* _Problem description_
Reproduce the listing word for word. Skip any image.

>> Begin

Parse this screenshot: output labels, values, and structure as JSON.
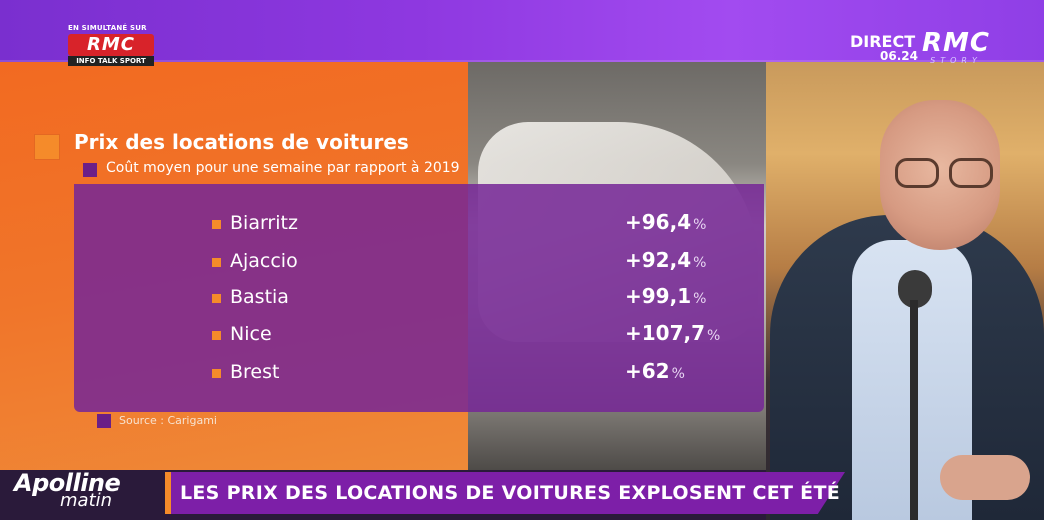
{
  "broadcast": {
    "simulcast_label": "EN SIMULTANÉ SUR",
    "simulcast_logo": "RMC",
    "simulcast_sub": "INFO TALK SPORT",
    "live_label": "DIRECT",
    "time": "06.24",
    "channel_logo": "RMC",
    "channel_sub": "STORY"
  },
  "infographic": {
    "title": "Prix des locations de voitures",
    "subtitle": "Coût moyen pour une semaine par rapport à 2019",
    "rows": [
      {
        "city": "Biarritz",
        "value": "+96,4",
        "unit": "%"
      },
      {
        "city": "Ajaccio",
        "value": "+92,4",
        "unit": "%"
      },
      {
        "city": "Bastia",
        "value": "+99,1",
        "unit": "%"
      },
      {
        "city": "Nice",
        "value": "+107,7",
        "unit": "%"
      },
      {
        "city": "Brest",
        "value": "+62",
        "unit": "%"
      }
    ],
    "source": "Source : Carigami"
  },
  "show": {
    "name_line1": "Apolline",
    "name_line2": "matin"
  },
  "banner": {
    "headline": "LES PRIX DES LOCATIONS DE VOITURES EXPLOSENT CET ÉTÉ"
  },
  "colors": {
    "accent_orange": "#f58b2a",
    "purple": "#7d1fa8",
    "rmc_red": "#d8232a"
  }
}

>> End

* _Output for this task_
Parse this screenshot: output labels, values, and structure as JSON.
{
  "broadcast": {
    "simulcast_label": "EN SIMULTANÉ SUR",
    "simulcast_logo": "RMC",
    "simulcast_sub": "INFO TALK SPORT",
    "live_label": "DIRECT",
    "time": "06.24",
    "channel_logo": "RMC",
    "channel_sub": "STORY"
  },
  "infographic": {
    "title": "Prix des locations de voitures",
    "subtitle": "Coût moyen pour une semaine par rapport à 2019",
    "rows": [
      {
        "city": "Biarritz",
        "value": "+96,4",
        "unit": "%"
      },
      {
        "city": "Ajaccio",
        "value": "+92,4",
        "unit": "%"
      },
      {
        "city": "Bastia",
        "value": "+99,1",
        "unit": "%"
      },
      {
        "city": "Nice",
        "value": "+107,7",
        "unit": "%"
      },
      {
        "city": "Brest",
        "value": "+62",
        "unit": "%"
      }
    ],
    "source": "Source : Carigami"
  },
  "show": {
    "name_line1": "Apolline",
    "name_line2": "matin"
  },
  "banner": {
    "headline": "LES PRIX DES LOCATIONS DE VOITURES EXPLOSENT CET ÉTÉ"
  },
  "colors": {
    "accent_orange": "#f58b2a",
    "purple": "#7d1fa8",
    "rmc_red": "#d8232a"
  }
}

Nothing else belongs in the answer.